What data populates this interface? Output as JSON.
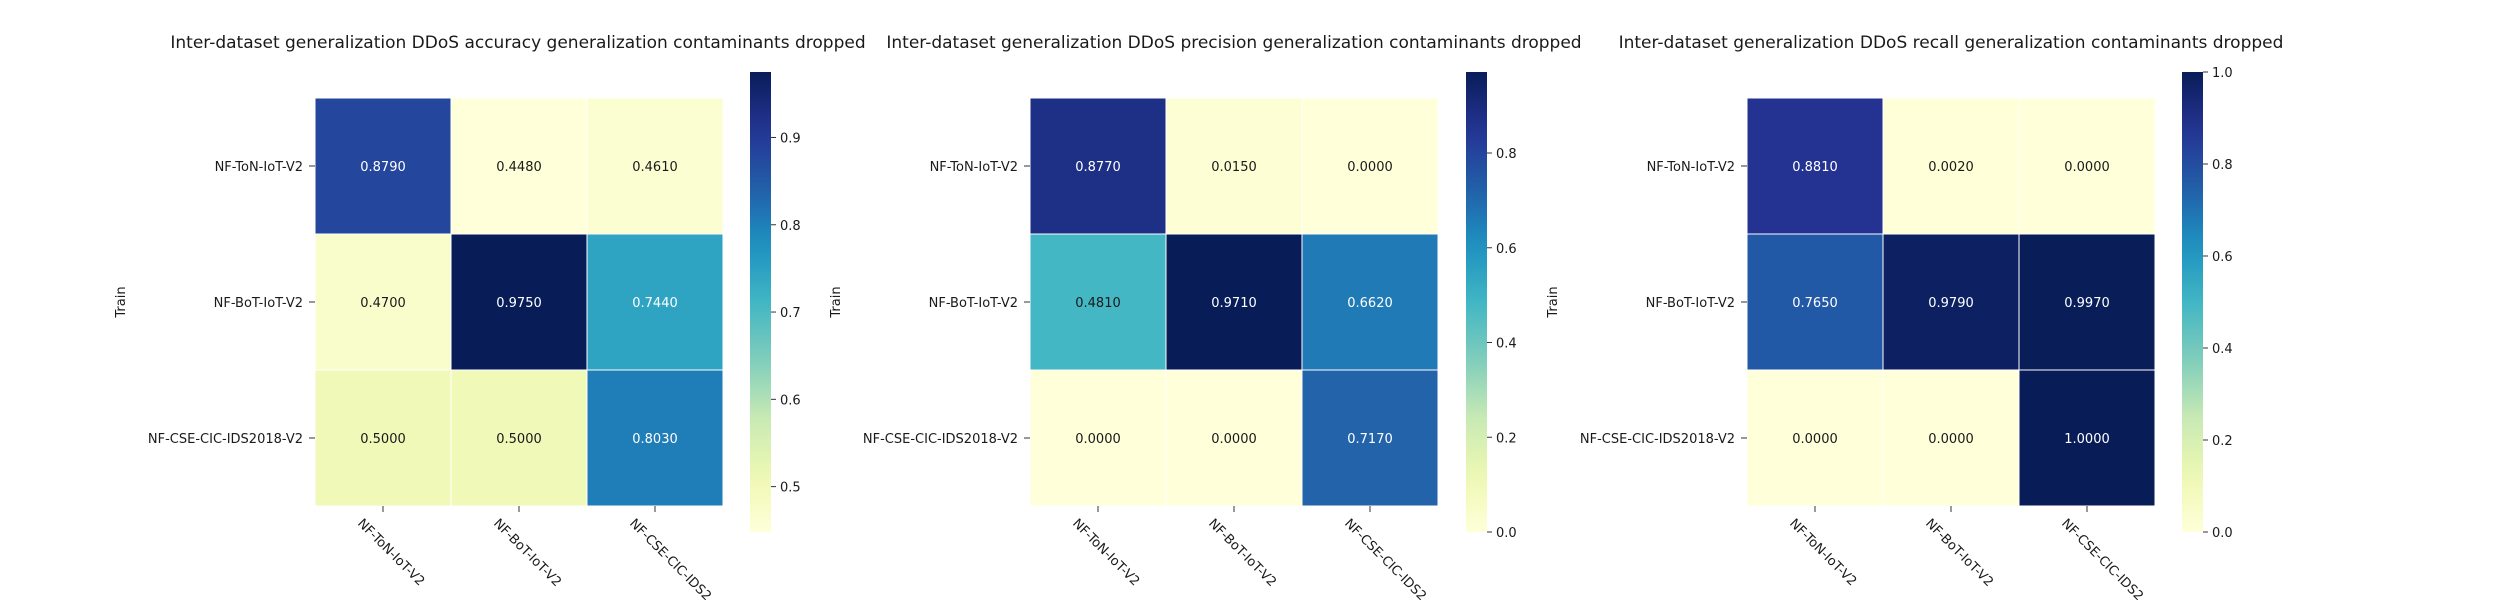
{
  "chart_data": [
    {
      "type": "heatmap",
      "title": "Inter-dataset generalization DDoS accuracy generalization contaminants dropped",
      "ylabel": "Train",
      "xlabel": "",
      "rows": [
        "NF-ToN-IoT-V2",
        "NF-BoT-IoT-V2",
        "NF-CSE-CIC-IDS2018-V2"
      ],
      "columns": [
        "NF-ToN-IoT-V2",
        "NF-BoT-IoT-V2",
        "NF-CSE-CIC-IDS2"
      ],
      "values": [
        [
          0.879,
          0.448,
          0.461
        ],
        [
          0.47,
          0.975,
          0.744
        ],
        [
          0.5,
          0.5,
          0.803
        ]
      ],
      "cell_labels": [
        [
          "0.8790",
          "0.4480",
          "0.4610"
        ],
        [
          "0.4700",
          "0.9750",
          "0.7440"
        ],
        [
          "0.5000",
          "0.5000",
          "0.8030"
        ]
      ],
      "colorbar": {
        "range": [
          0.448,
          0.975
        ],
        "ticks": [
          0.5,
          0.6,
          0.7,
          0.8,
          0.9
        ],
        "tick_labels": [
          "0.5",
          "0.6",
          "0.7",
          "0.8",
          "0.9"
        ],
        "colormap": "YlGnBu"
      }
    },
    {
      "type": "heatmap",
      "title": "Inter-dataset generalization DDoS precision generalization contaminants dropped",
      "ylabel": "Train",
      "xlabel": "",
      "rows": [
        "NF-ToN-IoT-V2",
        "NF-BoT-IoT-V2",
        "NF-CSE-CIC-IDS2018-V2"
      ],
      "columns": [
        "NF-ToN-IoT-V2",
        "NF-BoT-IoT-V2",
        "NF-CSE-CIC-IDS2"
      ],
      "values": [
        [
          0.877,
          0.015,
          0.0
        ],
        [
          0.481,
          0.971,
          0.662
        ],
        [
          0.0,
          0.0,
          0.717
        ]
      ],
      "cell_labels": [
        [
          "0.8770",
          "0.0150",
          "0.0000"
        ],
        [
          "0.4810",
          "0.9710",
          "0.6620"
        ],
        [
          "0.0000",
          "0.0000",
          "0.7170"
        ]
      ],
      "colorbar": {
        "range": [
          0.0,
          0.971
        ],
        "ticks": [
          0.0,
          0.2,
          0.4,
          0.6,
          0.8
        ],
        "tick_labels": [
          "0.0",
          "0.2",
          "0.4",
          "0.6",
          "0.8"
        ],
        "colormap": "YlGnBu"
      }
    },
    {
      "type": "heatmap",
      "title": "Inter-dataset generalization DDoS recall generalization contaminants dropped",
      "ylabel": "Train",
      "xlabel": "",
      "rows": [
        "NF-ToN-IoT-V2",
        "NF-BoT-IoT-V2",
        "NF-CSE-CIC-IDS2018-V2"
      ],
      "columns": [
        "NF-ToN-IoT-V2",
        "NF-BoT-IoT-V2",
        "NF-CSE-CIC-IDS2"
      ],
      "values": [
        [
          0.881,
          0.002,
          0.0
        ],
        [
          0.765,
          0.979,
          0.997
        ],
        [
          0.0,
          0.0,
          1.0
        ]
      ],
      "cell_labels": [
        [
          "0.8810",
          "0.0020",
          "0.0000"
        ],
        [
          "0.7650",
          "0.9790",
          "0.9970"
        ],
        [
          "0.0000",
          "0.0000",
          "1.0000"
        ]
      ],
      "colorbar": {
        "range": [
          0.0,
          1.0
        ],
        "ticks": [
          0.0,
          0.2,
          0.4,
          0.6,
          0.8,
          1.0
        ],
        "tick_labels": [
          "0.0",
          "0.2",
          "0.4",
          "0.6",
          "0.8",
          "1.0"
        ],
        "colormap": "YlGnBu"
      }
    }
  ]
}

== The problem ==
Output, exactly, all the records above; include no pictures.

== Answer to this task ==
What data populates this interface? Output as JSON.
{
  "chart_data": [
    {
      "type": "heatmap",
      "title": "Inter-dataset generalization DDoS accuracy generalization contaminants dropped",
      "ylabel": "Train",
      "xlabel": "",
      "rows": [
        "NF-ToN-IoT-V2",
        "NF-BoT-IoT-V2",
        "NF-CSE-CIC-IDS2018-V2"
      ],
      "columns": [
        "NF-ToN-IoT-V2",
        "NF-BoT-IoT-V2",
        "NF-CSE-CIC-IDS2"
      ],
      "values": [
        [
          0.879,
          0.448,
          0.461
        ],
        [
          0.47,
          0.975,
          0.744
        ],
        [
          0.5,
          0.5,
          0.803
        ]
      ],
      "cell_labels": [
        [
          "0.8790",
          "0.4480",
          "0.4610"
        ],
        [
          "0.4700",
          "0.9750",
          "0.7440"
        ],
        [
          "0.5000",
          "0.5000",
          "0.8030"
        ]
      ],
      "colorbar": {
        "range": [
          0.448,
          0.975
        ],
        "ticks": [
          0.5,
          0.6,
          0.7,
          0.8,
          0.9
        ],
        "tick_labels": [
          "0.5",
          "0.6",
          "0.7",
          "0.8",
          "0.9"
        ],
        "colormap": "YlGnBu"
      }
    },
    {
      "type": "heatmap",
      "title": "Inter-dataset generalization DDoS precision generalization contaminants dropped",
      "ylabel": "Train",
      "xlabel": "",
      "rows": [
        "NF-ToN-IoT-V2",
        "NF-BoT-IoT-V2",
        "NF-CSE-CIC-IDS2018-V2"
      ],
      "columns": [
        "NF-ToN-IoT-V2",
        "NF-BoT-IoT-V2",
        "NF-CSE-CIC-IDS2"
      ],
      "values": [
        [
          0.877,
          0.015,
          0.0
        ],
        [
          0.481,
          0.971,
          0.662
        ],
        [
          0.0,
          0.0,
          0.717
        ]
      ],
      "cell_labels": [
        [
          "0.8770",
          "0.0150",
          "0.0000"
        ],
        [
          "0.4810",
          "0.9710",
          "0.6620"
        ],
        [
          "0.0000",
          "0.0000",
          "0.7170"
        ]
      ],
      "colorbar": {
        "range": [
          0.0,
          0.971
        ],
        "ticks": [
          0.0,
          0.2,
          0.4,
          0.6,
          0.8
        ],
        "tick_labels": [
          "0.0",
          "0.2",
          "0.4",
          "0.6",
          "0.8"
        ],
        "colormap": "YlGnBu"
      }
    },
    {
      "type": "heatmap",
      "title": "Inter-dataset generalization DDoS recall generalization contaminants dropped",
      "ylabel": "Train",
      "xlabel": "",
      "rows": [
        "NF-ToN-IoT-V2",
        "NF-BoT-IoT-V2",
        "NF-CSE-CIC-IDS2018-V2"
      ],
      "columns": [
        "NF-ToN-IoT-V2",
        "NF-BoT-IoT-V2",
        "NF-CSE-CIC-IDS2"
      ],
      "values": [
        [
          0.881,
          0.002,
          0.0
        ],
        [
          0.765,
          0.979,
          0.997
        ],
        [
          0.0,
          0.0,
          1.0
        ]
      ],
      "cell_labels": [
        [
          "0.8810",
          "0.0020",
          "0.0000"
        ],
        [
          "0.7650",
          "0.9790",
          "0.9970"
        ],
        [
          "0.0000",
          "0.0000",
          "1.0000"
        ]
      ],
      "colorbar": {
        "range": [
          0.0,
          1.0
        ],
        "ticks": [
          0.0,
          0.2,
          0.4,
          0.6,
          0.8,
          1.0
        ],
        "tick_labels": [
          "0.0",
          "0.2",
          "0.4",
          "0.6",
          "0.8",
          "1.0"
        ],
        "colormap": "YlGnBu"
      }
    }
  ]
}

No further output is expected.